Task details »
Restate the entries below verbatim.

Items from a figure collection:
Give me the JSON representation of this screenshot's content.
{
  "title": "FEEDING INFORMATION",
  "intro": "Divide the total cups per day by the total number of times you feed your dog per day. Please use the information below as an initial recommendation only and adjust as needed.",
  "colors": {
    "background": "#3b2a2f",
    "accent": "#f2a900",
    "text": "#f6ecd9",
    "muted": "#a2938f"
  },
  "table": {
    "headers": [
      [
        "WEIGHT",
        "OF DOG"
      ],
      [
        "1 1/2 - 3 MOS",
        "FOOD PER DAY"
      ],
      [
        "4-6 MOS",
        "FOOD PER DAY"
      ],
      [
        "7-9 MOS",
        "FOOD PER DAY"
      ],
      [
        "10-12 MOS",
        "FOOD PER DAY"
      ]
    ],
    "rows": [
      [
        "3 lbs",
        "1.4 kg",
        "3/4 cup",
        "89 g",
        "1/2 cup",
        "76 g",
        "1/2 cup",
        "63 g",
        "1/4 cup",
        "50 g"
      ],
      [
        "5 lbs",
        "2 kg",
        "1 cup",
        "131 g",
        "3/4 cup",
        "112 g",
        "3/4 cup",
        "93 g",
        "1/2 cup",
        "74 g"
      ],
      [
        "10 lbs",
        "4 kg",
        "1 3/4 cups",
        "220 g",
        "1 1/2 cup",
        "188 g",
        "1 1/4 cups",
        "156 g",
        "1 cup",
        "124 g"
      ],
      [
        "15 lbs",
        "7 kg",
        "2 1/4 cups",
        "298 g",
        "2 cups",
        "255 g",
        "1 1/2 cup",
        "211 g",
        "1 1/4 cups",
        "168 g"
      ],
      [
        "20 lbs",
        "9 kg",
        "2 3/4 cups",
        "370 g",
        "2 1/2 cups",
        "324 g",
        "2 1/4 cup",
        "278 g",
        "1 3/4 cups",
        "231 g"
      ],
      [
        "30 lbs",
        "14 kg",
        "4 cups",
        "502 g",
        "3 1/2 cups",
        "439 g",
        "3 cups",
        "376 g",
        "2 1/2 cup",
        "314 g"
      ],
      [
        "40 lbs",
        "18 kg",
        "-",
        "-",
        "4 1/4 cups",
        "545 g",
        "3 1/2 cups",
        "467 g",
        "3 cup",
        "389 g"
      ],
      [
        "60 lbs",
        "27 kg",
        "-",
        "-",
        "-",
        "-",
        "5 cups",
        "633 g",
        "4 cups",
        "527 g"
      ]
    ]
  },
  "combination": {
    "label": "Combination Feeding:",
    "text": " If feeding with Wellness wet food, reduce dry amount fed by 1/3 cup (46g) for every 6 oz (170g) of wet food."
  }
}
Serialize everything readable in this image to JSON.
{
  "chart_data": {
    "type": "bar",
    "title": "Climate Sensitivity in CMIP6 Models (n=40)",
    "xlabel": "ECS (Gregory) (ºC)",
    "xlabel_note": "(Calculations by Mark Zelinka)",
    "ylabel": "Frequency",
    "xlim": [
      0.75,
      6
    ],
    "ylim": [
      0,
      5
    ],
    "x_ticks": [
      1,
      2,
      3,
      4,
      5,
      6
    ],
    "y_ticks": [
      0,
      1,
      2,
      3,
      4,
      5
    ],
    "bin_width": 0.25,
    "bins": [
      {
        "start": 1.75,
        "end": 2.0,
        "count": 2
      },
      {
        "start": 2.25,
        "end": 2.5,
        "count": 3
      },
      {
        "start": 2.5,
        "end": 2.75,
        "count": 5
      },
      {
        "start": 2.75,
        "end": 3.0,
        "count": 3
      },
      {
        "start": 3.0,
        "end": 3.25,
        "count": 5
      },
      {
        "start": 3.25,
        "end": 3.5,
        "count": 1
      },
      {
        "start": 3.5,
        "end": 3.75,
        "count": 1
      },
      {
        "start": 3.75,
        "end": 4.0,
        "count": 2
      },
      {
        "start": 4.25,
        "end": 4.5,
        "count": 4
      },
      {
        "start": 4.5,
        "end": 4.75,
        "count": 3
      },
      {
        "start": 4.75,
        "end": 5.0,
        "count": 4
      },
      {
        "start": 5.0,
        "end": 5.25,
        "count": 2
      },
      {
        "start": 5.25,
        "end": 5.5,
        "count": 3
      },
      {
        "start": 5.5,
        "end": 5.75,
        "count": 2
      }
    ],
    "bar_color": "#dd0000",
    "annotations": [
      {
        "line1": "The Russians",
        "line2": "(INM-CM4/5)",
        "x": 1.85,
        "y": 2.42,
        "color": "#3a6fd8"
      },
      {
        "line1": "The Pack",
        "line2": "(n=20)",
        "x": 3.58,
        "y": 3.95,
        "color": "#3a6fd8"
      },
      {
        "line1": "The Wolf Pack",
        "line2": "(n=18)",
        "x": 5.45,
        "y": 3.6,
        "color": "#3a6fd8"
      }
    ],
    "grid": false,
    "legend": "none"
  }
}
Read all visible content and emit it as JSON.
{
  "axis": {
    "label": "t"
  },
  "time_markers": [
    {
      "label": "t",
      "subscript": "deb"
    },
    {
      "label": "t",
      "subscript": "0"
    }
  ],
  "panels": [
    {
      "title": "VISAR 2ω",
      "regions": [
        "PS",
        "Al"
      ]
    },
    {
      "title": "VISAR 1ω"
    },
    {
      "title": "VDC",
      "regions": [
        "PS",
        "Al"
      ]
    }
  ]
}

Solution to the exercise »
Give me the JSON representation of this screenshot's content.
{
  "title": "FEEDING INFORMATION",
  "intro": "Divide the total cups per day by the total number of times you feed your dog per day. Please use the information below as an initial recommendation only and adjust as needed.",
  "colors": {
    "background": "#3b2a2f",
    "accent": "#f2a900",
    "text": "#f6ecd9",
    "muted": "#a2938f"
  },
  "table": {
    "headers": [
      [
        "WEIGHT",
        "OF DOG"
      ],
      [
        "1 1/2 - 3 MOS",
        "FOOD PER DAY"
      ],
      [
        "4-6 MOS",
        "FOOD PER DAY"
      ],
      [
        "7-9 MOS",
        "FOOD PER DAY"
      ],
      [
        "10-12 MOS",
        "FOOD PER DAY"
      ]
    ],
    "rows": [
      [
        "3 lbs",
        "1.4 kg",
        "3/4 cup",
        "89 g",
        "1/2 cup",
        "76 g",
        "1/2 cup",
        "63 g",
        "1/4 cup",
        "50 g"
      ],
      [
        "5 lbs",
        "2 kg",
        "1 cup",
        "131 g",
        "3/4 cup",
        "112 g",
        "3/4 cup",
        "93 g",
        "1/2 cup",
        "74 g"
      ],
      [
        "10 lbs",
        "4 kg",
        "1 3/4 cups",
        "220 g",
        "1 1/2 cup",
        "188 g",
        "1 1/4 cups",
        "156 g",
        "1 cup",
        "124 g"
      ],
      [
        "15 lbs",
        "7 kg",
        "2 1/4 cups",
        "298 g",
        "2 cups",
        "255 g",
        "1 1/2 cup",
        "211 g",
        "1 1/4 cups",
        "168 g"
      ],
      [
        "20 lbs",
        "9 kg",
        "2 3/4 cups",
        "370 g",
        "2 1/2 cups",
        "324 g",
        "2 1/4 cup",
        "278 g",
        "1 3/4 cups",
        "231 g"
      ],
      [
        "30 lbs",
        "14 kg",
        "4 cups",
        "502 g",
        "3 1/2 cups",
        "439 g",
        "3 cups",
        "376 g",
        "2 1/2 cup",
        "314 g"
      ],
      [
        "40 lbs",
        "18 kg",
        "-",
        "-",
        "4 1/4 cups",
        "545 g",
        "3 1/2 cups",
        "467 g",
        "3 cup",
        "389 g"
      ],
      [
        "60 lbs",
        "27 kg",
        "-",
        "-",
        "-",
        "-",
        "5 cups",
        "633 g",
        "4 cups",
        "527 g"
      ]
    ]
  },
  "combination": {
    "label": "Combination Feeding:",
    "text": " If feeding with Wellness wet food, reduce dry amount fed by 1/3 cup (46g) for every 6 oz (170g) of wet food."
  }
}
Serialize everything readable in this image to JSON.
{
  "chart_data": {
    "type": "bar",
    "title": "Climate Sensitivity in CMIP6 Models (n=40)",
    "xlabel": "ECS (Gregory) (ºC)",
    "xlabel_note": "(Calculations by Mark Zelinka)",
    "ylabel": "Frequency",
    "xlim": [
      0.75,
      6
    ],
    "ylim": [
      0,
      5
    ],
    "x_ticks": [
      1,
      2,
      3,
      4,
      5,
      6
    ],
    "y_ticks": [
      0,
      1,
      2,
      3,
      4,
      5
    ],
    "bin_width": 0.25,
    "bins": [
      {
        "start": 1.75,
        "end": 2.0,
        "count": 2
      },
      {
        "start": 2.25,
        "end": 2.5,
        "count": 3
      },
      {
        "start": 2.5,
        "end": 2.75,
        "count": 5
      },
      {
        "start": 2.75,
        "end": 3.0,
        "count": 3
      },
      {
        "start": 3.0,
        "end": 3.25,
        "count": 5
      },
      {
        "start": 3.25,
        "end": 3.5,
        "count": 1
      },
      {
        "start": 3.5,
        "end": 3.75,
        "count": 1
      },
      {
        "start": 3.75,
        "end": 4.0,
        "count": 2
      },
      {
        "start": 4.25,
        "end": 4.5,
        "count": 4
      },
      {
        "start": 4.5,
        "end": 4.75,
        "count": 3
      },
      {
        "start": 4.75,
        "end": 5.0,
        "count": 4
      },
      {
        "start": 5.0,
        "end": 5.25,
        "count": 2
      },
      {
        "start": 5.25,
        "end": 5.5,
        "count": 3
      },
      {
        "start": 5.5,
        "end": 5.75,
        "count": 2
      }
    ],
    "bar_color": "#dd0000",
    "annotations": [
      {
        "line1": "The Russians",
        "line2": "(INM-CM4/5)",
        "x": 1.85,
        "y": 2.42,
        "color": "#3a6fd8"
      },
      {
        "line1": "The Pack",
        "line2": "(n=20)",
        "x": 3.58,
        "y": 3.95,
        "color": "#3a6fd8"
      },
      {
        "line1": "The Wolf Pack",
        "line2": "(n=18)",
        "x": 5.45,
        "y": 3.6,
        "color": "#3a6fd8"
      }
    ],
    "grid": false,
    "legend": "none"
  }
}
Read all visible content and emit it as JSON.
{
  "axis": {
    "label": "t"
  },
  "time_markers": [
    {
      "label": "t",
      "subscript": "deb"
    },
    {
      "label": "t",
      "subscript": "0"
    }
  ],
  "panels": [
    {
      "title": "VISAR 2ω",
      "regions": [
        "PS",
        "Al"
      ]
    },
    {
      "title": "VISAR 1ω"
    },
    {
      "title": "VDC",
      "regions": [
        "PS",
        "Al"
      ]
    }
  ]
}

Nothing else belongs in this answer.